WHAT IS NEEDED —
The records below hold pictures; please leave those out and retype the rest exactly.

Source records:
-- begin --

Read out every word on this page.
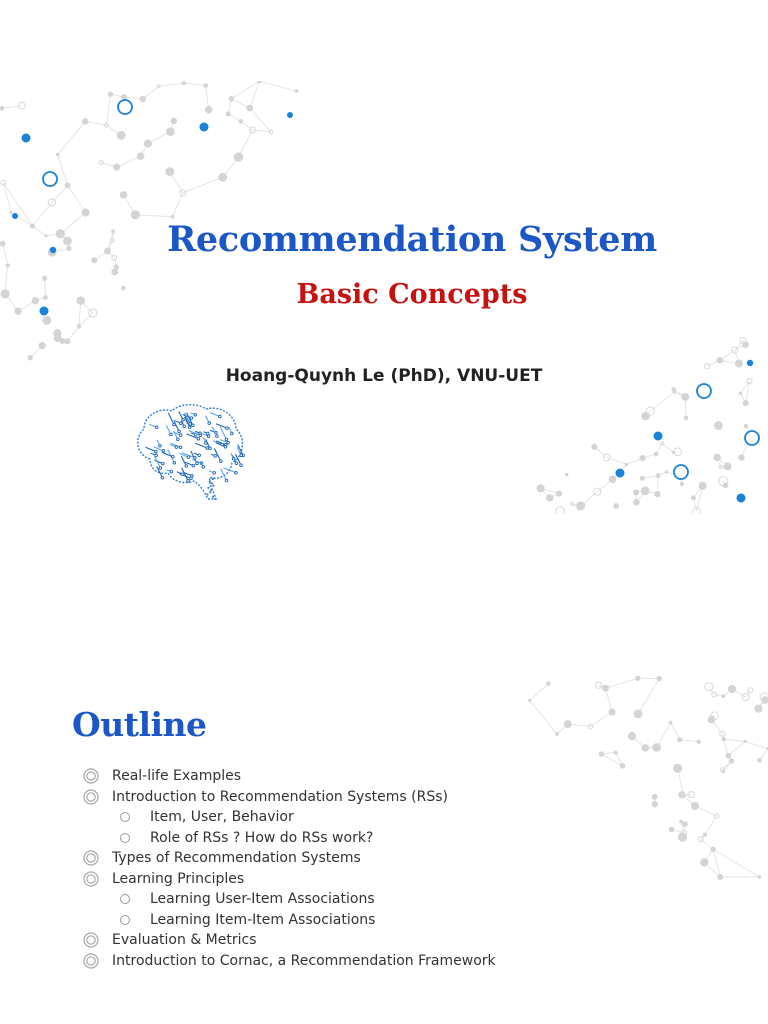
Recommendation System
Basic Concepts
Hoang-Quynh Le (PhD), VNU-UET
Outline
Real-life Examples
Introduction to Recommendation Systems (RSs)
Item, User, Behavior
Role of RSs ? How do RSs work?
Types of Recommendation Systems
Learning Principles
Learning User-Item Associations
Learning Item-Item Associations
Evaluation & Metrics
Introduction to Cornac, a Recommendation Framework
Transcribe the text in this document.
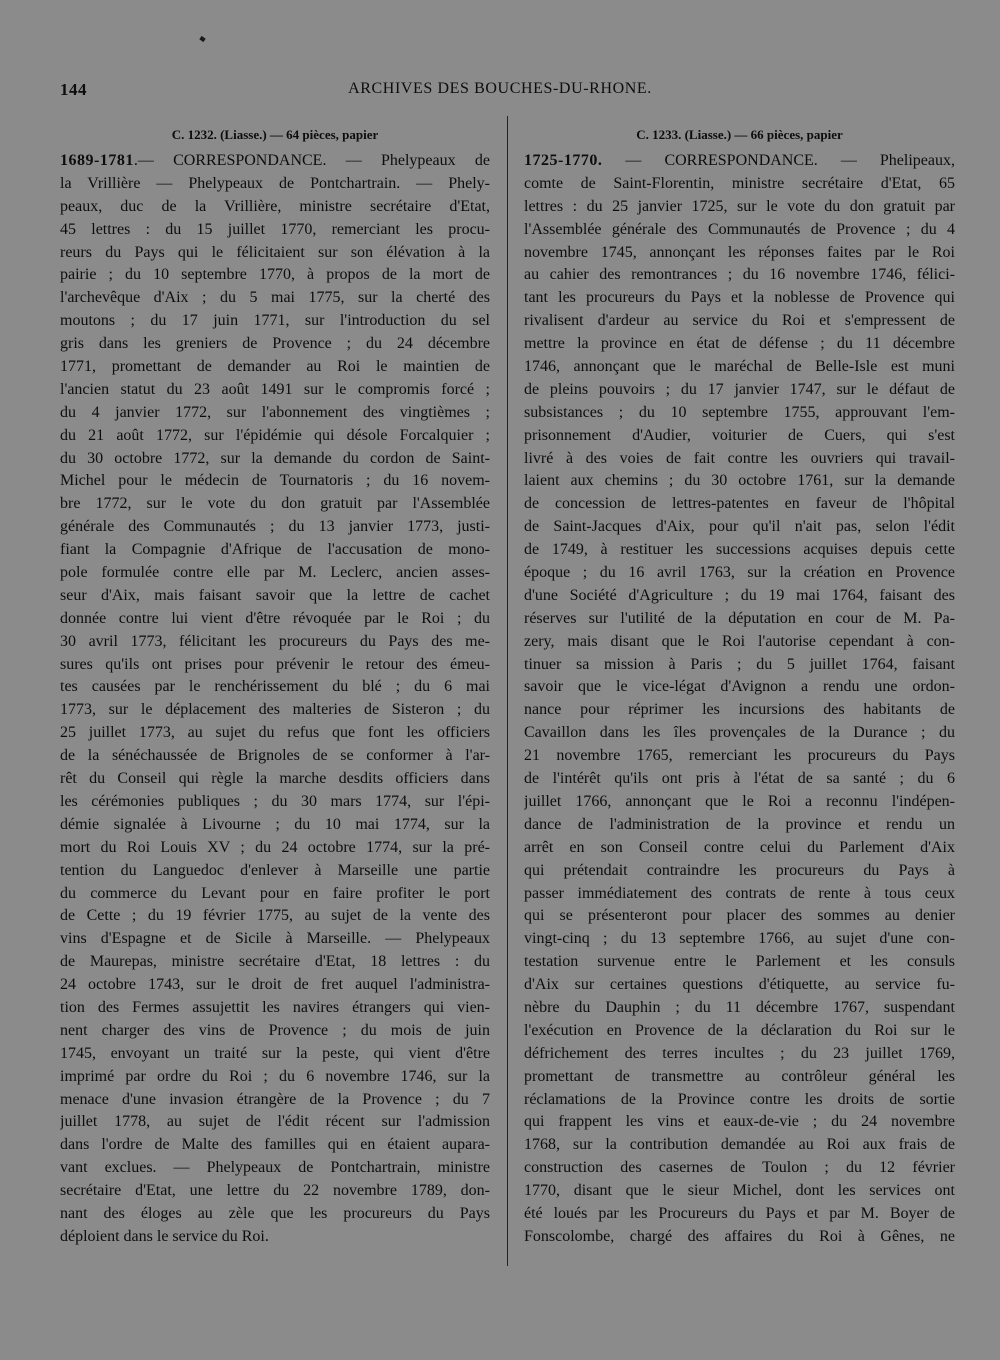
144	ARCHIVES DES BOUCHES-DU-RHONE.
C. 1232. (Liasse.) — 64 pièces, papier
1689-1781.— CORRESPONDANCE. — Phelypeaux de
la Vrillière — Phelypeaux de Pontchartrain. — Phely-
peaux, duc de la Vrillière, ministre secrétaire d'Etat,
45 lettres : du 15 juillet 1770, remerciant les procu-
reurs du Pays qui le félicitaient sur son élévation à la
pairie ; du 10 septembre 1770, à propos de la mort de
l'archevêque d'Aix ; du 5 mai 1775, sur la cherté des
moutons ; du 17 juin 1771, sur l'introduction du sel
gris dans les greniers de Provence ; du 24 décembre
1771, promettant de demander au Roi le maintien de
l'ancien statut du 23 août 1491 sur le compromis forcé ;
du 4 janvier 1772, sur l'abonnement des vingtièmes ;
du 21 août 1772, sur l'épidémie qui désole Forcalquier ;
du 30 octobre 1772, sur la demande du cordon de Saint-
Michel pour le médecin de Tournatoris ; du 16 novem-
bre 1772, sur le vote du don gratuit par l'Assemblée
générale des Communautés ; du 13 janvier 1773, justi-
fiant la Compagnie d'Afrique de l'accusation de mono-
pole formulée contre elle par M. Leclerc, ancien asses-
seur d'Aix, mais faisant savoir que la lettre de cachet
donnée contre lui vient d'être révoquée par le Roi ; du
30 avril 1773, félicitant les procureurs du Pays des me-
sures qu'ils ont prises pour prévenir le retour des émeu-
tes causées par le renchérissement du blé ; du 6 mai
1773, sur le déplacement des malteries de Sisteron ; du
25 juillet 1773, au sujet du refus que font les officiers
de la sénéchaussée de Brignoles de se conformer à l'ar-
rêt du Conseil qui règle la marche desdits officiers dans
les cérémonies publiques ; du 30 mars 1774, sur l'épi-
démie signalée à Livourne ; du 10 mai 1774, sur la
mort du Roi Louis XV ; du 24 octobre 1774, sur la pré-
tention du Languedoc d'enlever à Marseille une partie
du commerce du Levant pour en faire profiter le port
de Cette ; du 19 février 1775, au sujet de la vente des
vins d'Espagne et de Sicile à Marseille. — Phelypeaux
de Maurepas, ministre secrétaire d'Etat, 18 lettres : du
24 octobre 1743, sur le droit de fret auquel l'administra-
tion des Fermes assujettit les navires étrangers qui vien-
nent charger des vins de Provence ; du mois de juin
1745, envoyant un traité sur la peste, qui vient d'être
imprimé par ordre du Roi ; du 6 novembre 1746, sur la
menace d'une invasion étrangère de la Provence ; du 7
juillet 1778, au sujet de l'édit récent sur l'admission
dans l'ordre de Malte des familles qui en étaient aupara-
vant exclues. — Phelypeaux de Pontchartrain, ministre
secrétaire d'Etat, une lettre du 22 novembre 1789, don-
nant des éloges au zèle que les procureurs du Pays
déploient dans le service du Roi.
C. 1233. (Liasse.) — 66 pièces, papier
1725-1770. — CORRESPONDANCE. — Phelipeaux,
comte de Saint-Florentin, ministre secrétaire d'Etat, 65
lettres : du 25 janvier 1725, sur le vote du don gratuit par
l'Assemblée générale des Communautés de Provence ; du 4
novembre 1745, annonçant les réponses faites par le Roi
au cahier des remontrances ; du 16 novembre 1746, félici-
tant les procureurs du Pays et la noblesse de Provence qui
rivalisent d'ardeur au service du Roi et s'empressent de
mettre la province en état de défense ; du 11 décembre
1746, annonçant que le maréchal de Belle-Isle est muni
de pleins pouvoirs ; du 17 janvier 1747, sur le défaut de
subsistances ; du 10 septembre 1755, approuvant l'em-
prisonnement d'Audier, voiturier de Cuers, qui s'est
livré à des voies de fait contre les ouvriers qui travail-
laient aux chemins ; du 30 octobre 1761, sur la demande
de concession de lettres-patentes en faveur de l'hôpital
de Saint-Jacques d'Aix, pour qu'il n'ait pas, selon l'édit
de 1749, à restituer les successions acquises depuis cette
époque ; du 16 avril 1763, sur la création en Provence
d'une Société d'Agriculture ; du 19 mai 1764, faisant des
réserves sur l'utilité de la députation en cour de M. Pa-
zery, mais disant que le Roi l'autorise cependant à con-
tinuer sa mission à Paris ; du 5 juillet 1764, faisant
savoir que le vice-légat d'Avignon a rendu une ordon-
nance pour réprimer les incursions des habitants de
Cavaillon dans les îles provençales de la Durance ; du
21 novembre 1765, remerciant les procureurs du Pays
de l'intérêt qu'ils ont pris à l'état de sa santé ; du 6
juillet 1766, annonçant que le Roi a reconnu l'indépen-
dance de l'administration de la province et rendu un
arrêt en son Conseil contre celui du Parlement d'Aix
qui prétendait contraindre les procureurs du Pays à
passer immédiatement des contrats de rente à tous ceux
qui se présenteront pour placer des sommes au denier
vingt-cinq ; du 13 septembre 1766, au sujet d'une con-
testation survenue entre le Parlement et les consuls
d'Aix sur certaines questions d'étiquette, au service fu-
nèbre du Dauphin ; du 11 décembre 1767, suspendant
l'exécution en Provence de la déclaration du Roi sur le
défrichement des terres incultes ; du 23 juillet 1769,
promettant de transmettre au contrôleur général les
réclamations de la Province contre les droits de sortie
qui frappent les vins et eaux-de-vie ; du 24 novembre
1768, sur la contribution demandée au Roi aux frais de
construction des casernes de Toulon ; du 12 février
1770, disant que le sieur Michel, dont les services ont
été loués par les Procureurs du Pays et par M. Boyer de
Fonscolombe, chargé des affaires du Roi à Gênes, ne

-- end --

SOLUTION TO THE PROBLEM —
Read out every word on this page.
Recommendation System
Basic Concepts
Hoang-Quynh Le (PhD), VNU-UET
Outline
Real-life Examples
Introduction to Recommendation Systems (RSs)
Item, User, Behavior
Role of RSs ? How do RSs work?
Types of Recommendation Systems
Learning Principles
Learning User-Item Associations
Learning Item-Item Associations
Evaluation & Metrics
Introduction to Cornac, a Recommendation Framework
Transcribe the text in this document.
144	ARCHIVES DES BOUCHES-DU-RHONE.
C. 1232. (Liasse.) — 64 pièces, papier
1689-1781.— CORRESPONDANCE. — Phelypeaux de
la Vrillière — Phelypeaux de Pontchartrain. — Phely-
peaux, duc de la Vrillière, ministre secrétaire d'Etat,
45 lettres : du 15 juillet 1770, remerciant les procu-
reurs du Pays qui le félicitaient sur son élévation à la
pairie ; du 10 septembre 1770, à propos de la mort de
l'archevêque d'Aix ; du 5 mai 1775, sur la cherté des
moutons ; du 17 juin 1771, sur l'introduction du sel
gris dans les greniers de Provence ; du 24 décembre
1771, promettant de demander au Roi le maintien de
l'ancien statut du 23 août 1491 sur le compromis forcé ;
du 4 janvier 1772, sur l'abonnement des vingtièmes ;
du 21 août 1772, sur l'épidémie qui désole Forcalquier ;
du 30 octobre 1772, sur la demande du cordon de Saint-
Michel pour le médecin de Tournatoris ; du 16 novem-
bre 1772, sur le vote du don gratuit par l'Assemblée
générale des Communautés ; du 13 janvier 1773, justi-
fiant la Compagnie d'Afrique de l'accusation de mono-
pole formulée contre elle par M. Leclerc, ancien asses-
seur d'Aix, mais faisant savoir que la lettre de cachet
donnée contre lui vient d'être révoquée par le Roi ; du
30 avril 1773, félicitant les procureurs du Pays des me-
sures qu'ils ont prises pour prévenir le retour des émeu-
tes causées par le renchérissement du blé ; du 6 mai
1773, sur le déplacement des malteries de Sisteron ; du
25 juillet 1773, au sujet du refus que font les officiers
de la sénéchaussée de Brignoles de se conformer à l'ar-
rêt du Conseil qui règle la marche desdits officiers dans
les cérémonies publiques ; du 30 mars 1774, sur l'épi-
démie signalée à Livourne ; du 10 mai 1774, sur la
mort du Roi Louis XV ; du 24 octobre 1774, sur la pré-
tention du Languedoc d'enlever à Marseille une partie
du commerce du Levant pour en faire profiter le port
de Cette ; du 19 février 1775, au sujet de la vente des
vins d'Espagne et de Sicile à Marseille. — Phelypeaux
de Maurepas, ministre secrétaire d'Etat, 18 lettres : du
24 octobre 1743, sur le droit de fret auquel l'administra-
tion des Fermes assujettit les navires étrangers qui vien-
nent charger des vins de Provence ; du mois de juin
1745, envoyant un traité sur la peste, qui vient d'être
imprimé par ordre du Roi ; du 6 novembre 1746, sur la
menace d'une invasion étrangère de la Provence ; du 7
juillet 1778, au sujet de l'édit récent sur l'admission
dans l'ordre de Malte des familles qui en étaient aupara-
vant exclues. — Phelypeaux de Pontchartrain, ministre
secrétaire d'Etat, une lettre du 22 novembre 1789, don-
nant des éloges au zèle que les procureurs du Pays
déploient dans le service du Roi.
C. 1233. (Liasse.) — 66 pièces, papier
1725-1770. — CORRESPONDANCE. — Phelipeaux,
comte de Saint-Florentin, ministre secrétaire d'Etat, 65
lettres : du 25 janvier 1725, sur le vote du don gratuit par
l'Assemblée générale des Communautés de Provence ; du 4
novembre 1745, annonçant les réponses faites par le Roi
au cahier des remontrances ; du 16 novembre 1746, félici-
tant les procureurs du Pays et la noblesse de Provence qui
rivalisent d'ardeur au service du Roi et s'empressent de
mettre la province en état de défense ; du 11 décembre
1746, annonçant que le maréchal de Belle-Isle est muni
de pleins pouvoirs ; du 17 janvier 1747, sur le défaut de
subsistances ; du 10 septembre 1755, approuvant l'em-
prisonnement d'Audier, voiturier de Cuers, qui s'est
livré à des voies de fait contre les ouvriers qui travail-
laient aux chemins ; du 30 octobre 1761, sur la demande
de concession de lettres-patentes en faveur de l'hôpital
de Saint-Jacques d'Aix, pour qu'il n'ait pas, selon l'édit
de 1749, à restituer les successions acquises depuis cette
époque ; du 16 avril 1763, sur la création en Provence
d'une Société d'Agriculture ; du 19 mai 1764, faisant des
réserves sur l'utilité de la députation en cour de M. Pa-
zery, mais disant que le Roi l'autorise cependant à con-
tinuer sa mission à Paris ; du 5 juillet 1764, faisant
savoir que le vice-légat d'Avignon a rendu une ordon-
nance pour réprimer les incursions des habitants de
Cavaillon dans les îles provençales de la Durance ; du
21 novembre 1765, remerciant les procureurs du Pays
de l'intérêt qu'ils ont pris à l'état de sa santé ; du 6
juillet 1766, annonçant que le Roi a reconnu l'indépen-
dance de l'administration de la province et rendu un
arrêt en son Conseil contre celui du Parlement d'Aix
qui prétendait contraindre les procureurs du Pays à
passer immédiatement des contrats de rente à tous ceux
qui se présenteront pour placer des sommes au denier
vingt-cinq ; du 13 septembre 1766, au sujet d'une con-
testation survenue entre le Parlement et les consuls
d'Aix sur certaines questions d'étiquette, au service fu-
nèbre du Dauphin ; du 11 décembre 1767, suspendant
l'exécution en Provence de la déclaration du Roi sur le
défrichement des terres incultes ; du 23 juillet 1769,
promettant de transmettre au contrôleur général les
réclamations de la Province contre les droits de sortie
qui frappent les vins et eaux-de-vie ; du 24 novembre
1768, sur la contribution demandée au Roi aux frais de
construction des casernes de Toulon ; du 12 février
1770, disant que le sieur Michel, dont les services ont
été loués par les Procureurs du Pays et par M. Boyer de
Fonscolombe, chargé des affaires du Roi à Gênes, ne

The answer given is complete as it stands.